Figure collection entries

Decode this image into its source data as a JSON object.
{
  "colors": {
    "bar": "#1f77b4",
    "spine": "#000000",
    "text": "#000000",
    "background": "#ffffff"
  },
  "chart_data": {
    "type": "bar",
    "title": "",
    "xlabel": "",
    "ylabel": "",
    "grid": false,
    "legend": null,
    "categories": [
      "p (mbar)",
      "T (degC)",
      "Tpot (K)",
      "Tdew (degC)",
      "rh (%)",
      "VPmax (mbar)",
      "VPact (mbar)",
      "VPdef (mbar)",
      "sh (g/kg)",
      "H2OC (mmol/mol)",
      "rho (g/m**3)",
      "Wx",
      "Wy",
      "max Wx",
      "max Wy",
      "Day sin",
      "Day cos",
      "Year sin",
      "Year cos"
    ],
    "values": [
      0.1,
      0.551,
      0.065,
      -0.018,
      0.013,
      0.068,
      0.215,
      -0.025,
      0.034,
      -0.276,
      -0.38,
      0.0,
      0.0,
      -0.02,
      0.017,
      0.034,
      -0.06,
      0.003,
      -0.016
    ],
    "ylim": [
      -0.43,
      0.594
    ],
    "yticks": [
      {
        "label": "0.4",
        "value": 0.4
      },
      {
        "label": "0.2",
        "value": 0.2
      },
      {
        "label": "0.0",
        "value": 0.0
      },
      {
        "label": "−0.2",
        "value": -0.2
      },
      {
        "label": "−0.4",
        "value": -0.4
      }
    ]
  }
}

### Directions for this task
Transcribe all lines as written.

### The output
Decode this image into its source data as a JSON object.
{
  "colors": {
    "bar": "#1f77b4",
    "spine": "#000000",
    "text": "#000000",
    "background": "#ffffff"
  },
  "chart_data": {
    "type": "bar",
    "title": "",
    "xlabel": "",
    "ylabel": "",
    "grid": false,
    "legend": null,
    "categories": [
      "p (mbar)",
      "T (degC)",
      "Tpot (K)",
      "Tdew (degC)",
      "rh (%)",
      "VPmax (mbar)",
      "VPact (mbar)",
      "VPdef (mbar)",
      "sh (g/kg)",
      "H2OC (mmol/mol)",
      "rho (g/m**3)",
      "Wx",
      "Wy",
      "max Wx",
      "max Wy",
      "Day sin",
      "Day cos",
      "Year sin",
      "Year cos"
    ],
    "values": [
      0.1,
      0.551,
      0.065,
      -0.018,
      0.013,
      0.068,
      0.215,
      -0.025,
      0.034,
      -0.276,
      -0.38,
      0.0,
      0.0,
      -0.02,
      0.017,
      0.034,
      -0.06,
      0.003,
      -0.016
    ],
    "ylim": [
      -0.43,
      0.594
    ],
    "yticks": [
      {
        "label": "0.4",
        "value": 0.4
      },
      {
        "label": "0.2",
        "value": 0.2
      },
      {
        "label": "0.0",
        "value": 0.0
      },
      {
        "label": "−0.2",
        "value": -0.2
      },
      {
        "label": "−0.4",
        "value": -0.4
      }
    ]
  }
}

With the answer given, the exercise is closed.